# STATED TASK
Each record below must be returned exactly as shown.

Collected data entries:
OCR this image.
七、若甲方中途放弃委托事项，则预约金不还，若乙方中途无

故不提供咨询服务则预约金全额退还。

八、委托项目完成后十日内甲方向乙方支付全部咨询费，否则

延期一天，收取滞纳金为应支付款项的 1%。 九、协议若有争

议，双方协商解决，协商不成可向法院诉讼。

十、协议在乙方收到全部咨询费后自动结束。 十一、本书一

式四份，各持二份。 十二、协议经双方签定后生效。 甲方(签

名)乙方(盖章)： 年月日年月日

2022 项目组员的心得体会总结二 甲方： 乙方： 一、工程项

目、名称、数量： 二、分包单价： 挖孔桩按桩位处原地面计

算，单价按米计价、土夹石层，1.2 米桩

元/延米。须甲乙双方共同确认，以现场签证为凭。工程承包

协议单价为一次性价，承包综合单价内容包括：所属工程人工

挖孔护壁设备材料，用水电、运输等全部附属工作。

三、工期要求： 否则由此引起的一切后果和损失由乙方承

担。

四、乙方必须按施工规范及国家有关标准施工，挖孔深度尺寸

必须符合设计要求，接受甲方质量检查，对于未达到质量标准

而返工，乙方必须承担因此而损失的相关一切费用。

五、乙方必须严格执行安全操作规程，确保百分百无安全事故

# EXERCISE SOLUTION
OCR this image.
七、若甲方中途放弃委托事项，则预约金不还，若乙方中途无

故不提供咨询服务则预约金全额退还。

八、委托项目完成后十日内甲方向乙方支付全部咨询费，否则

延期一天，收取滞纳金为应支付款项的 1%。 九、协议若有争

议，双方协商解决，协商不成可向法院诉讼。

十、协议在乙方收到全部咨询费后自动结束。 十一、本书一

式四份，各持二份。 十二、协议经双方签定后生效。 甲方(签

名)乙方(盖章)： 年月日年月日

2022 项目组员的心得体会总结二 甲方： 乙方： 一、工程项

目、名称、数量： 二、分包单价： 挖孔桩按桩位处原地面计

算，单价按米计价、土夹石层，1.2 米桩

元/延米。须甲乙双方共同确认，以现场签证为凭。工程承包

协议单价为一次性价，承包综合单价内容包括：所属工程人工

挖孔护壁设备材料，用水电、运输等全部附属工作。

三、工期要求： 否则由此引起的一切后果和损失由乙方承

担。

四、乙方必须按施工规范及国家有关标准施工，挖孔深度尺寸

必须符合设计要求，接受甲方质量检查，对于未达到质量标准

而返工，乙方必须承担因此而损失的相关一切费用。

五、乙方必须严格执行安全操作规程，确保百分百无安全事故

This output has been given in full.